__Input records__:
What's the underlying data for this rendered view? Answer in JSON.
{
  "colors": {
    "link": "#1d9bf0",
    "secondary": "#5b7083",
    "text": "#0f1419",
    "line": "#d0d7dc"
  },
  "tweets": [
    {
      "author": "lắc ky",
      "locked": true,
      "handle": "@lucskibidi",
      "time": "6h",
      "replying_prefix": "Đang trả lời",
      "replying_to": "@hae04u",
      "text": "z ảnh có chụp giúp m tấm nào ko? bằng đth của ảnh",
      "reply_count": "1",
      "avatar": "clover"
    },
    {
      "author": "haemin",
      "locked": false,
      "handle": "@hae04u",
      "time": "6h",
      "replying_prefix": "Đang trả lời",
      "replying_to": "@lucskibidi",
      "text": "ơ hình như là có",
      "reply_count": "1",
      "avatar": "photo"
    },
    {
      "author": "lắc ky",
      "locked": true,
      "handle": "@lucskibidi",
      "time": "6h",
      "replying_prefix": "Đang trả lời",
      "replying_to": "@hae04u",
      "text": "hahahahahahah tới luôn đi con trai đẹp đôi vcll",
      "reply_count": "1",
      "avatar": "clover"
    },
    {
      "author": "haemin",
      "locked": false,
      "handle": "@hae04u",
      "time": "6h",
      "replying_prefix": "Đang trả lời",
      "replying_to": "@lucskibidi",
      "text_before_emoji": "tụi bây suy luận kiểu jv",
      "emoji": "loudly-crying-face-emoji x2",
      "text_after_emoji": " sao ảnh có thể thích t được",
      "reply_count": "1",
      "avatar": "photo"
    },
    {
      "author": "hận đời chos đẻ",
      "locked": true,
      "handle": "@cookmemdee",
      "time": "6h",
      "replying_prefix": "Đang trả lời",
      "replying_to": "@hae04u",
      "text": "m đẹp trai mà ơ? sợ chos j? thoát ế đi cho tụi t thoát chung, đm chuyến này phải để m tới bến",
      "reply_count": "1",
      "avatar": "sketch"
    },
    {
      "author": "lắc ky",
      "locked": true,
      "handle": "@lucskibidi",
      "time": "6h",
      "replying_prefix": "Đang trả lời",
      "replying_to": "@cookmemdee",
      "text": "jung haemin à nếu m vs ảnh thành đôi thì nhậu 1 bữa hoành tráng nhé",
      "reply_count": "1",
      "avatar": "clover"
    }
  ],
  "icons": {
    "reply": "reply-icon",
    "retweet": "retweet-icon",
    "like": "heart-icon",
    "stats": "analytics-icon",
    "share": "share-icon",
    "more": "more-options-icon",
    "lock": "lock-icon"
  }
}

__Requirements__: Please repeat the material above, word for word and in full.

__Task answer__:
What's the underlying data for this rendered view? Answer in JSON.
{
  "colors": {
    "link": "#1d9bf0",
    "secondary": "#5b7083",
    "text": "#0f1419",
    "line": "#d0d7dc"
  },
  "tweets": [
    {
      "author": "lắc ky",
      "locked": true,
      "handle": "@lucskibidi",
      "time": "6h",
      "replying_prefix": "Đang trả lời",
      "replying_to": "@hae04u",
      "text": "z ảnh có chụp giúp m tấm nào ko? bằng đth của ảnh",
      "reply_count": "1",
      "avatar": "clover"
    },
    {
      "author": "haemin",
      "locked": false,
      "handle": "@hae04u",
      "time": "6h",
      "replying_prefix": "Đang trả lời",
      "replying_to": "@lucskibidi",
      "text": "ơ hình như là có",
      "reply_count": "1",
      "avatar": "photo"
    },
    {
      "author": "lắc ky",
      "locked": true,
      "handle": "@lucskibidi",
      "time": "6h",
      "replying_prefix": "Đang trả lời",
      "replying_to": "@hae04u",
      "text": "hahahahahahah tới luôn đi con trai đẹp đôi vcll",
      "reply_count": "1",
      "avatar": "clover"
    },
    {
      "author": "haemin",
      "locked": false,
      "handle": "@hae04u",
      "time": "6h",
      "replying_prefix": "Đang trả lời",
      "replying_to": "@lucskibidi",
      "text_before_emoji": "tụi bây suy luận kiểu jv",
      "emoji": "loudly-crying-face-emoji x2",
      "text_after_emoji": " sao ảnh có thể thích t được",
      "reply_count": "1",
      "avatar": "photo"
    },
    {
      "author": "hận đời chos đẻ",
      "locked": true,
      "handle": "@cookmemdee",
      "time": "6h",
      "replying_prefix": "Đang trả lời",
      "replying_to": "@hae04u",
      "text": "m đẹp trai mà ơ? sợ chos j? thoát ế đi cho tụi t thoát chung, đm chuyến này phải để m tới bến",
      "reply_count": "1",
      "avatar": "sketch"
    },
    {
      "author": "lắc ky",
      "locked": true,
      "handle": "@lucskibidi",
      "time": "6h",
      "replying_prefix": "Đang trả lời",
      "replying_to": "@cookmemdee",
      "text": "jung haemin à nếu m vs ảnh thành đôi thì nhậu 1 bữa hoành tráng nhé",
      "reply_count": "1",
      "avatar": "clover"
    }
  ],
  "icons": {
    "reply": "reply-icon",
    "retweet": "retweet-icon",
    "like": "heart-icon",
    "stats": "analytics-icon",
    "share": "share-icon",
    "more": "more-options-icon",
    "lock": "lock-icon"
  }
}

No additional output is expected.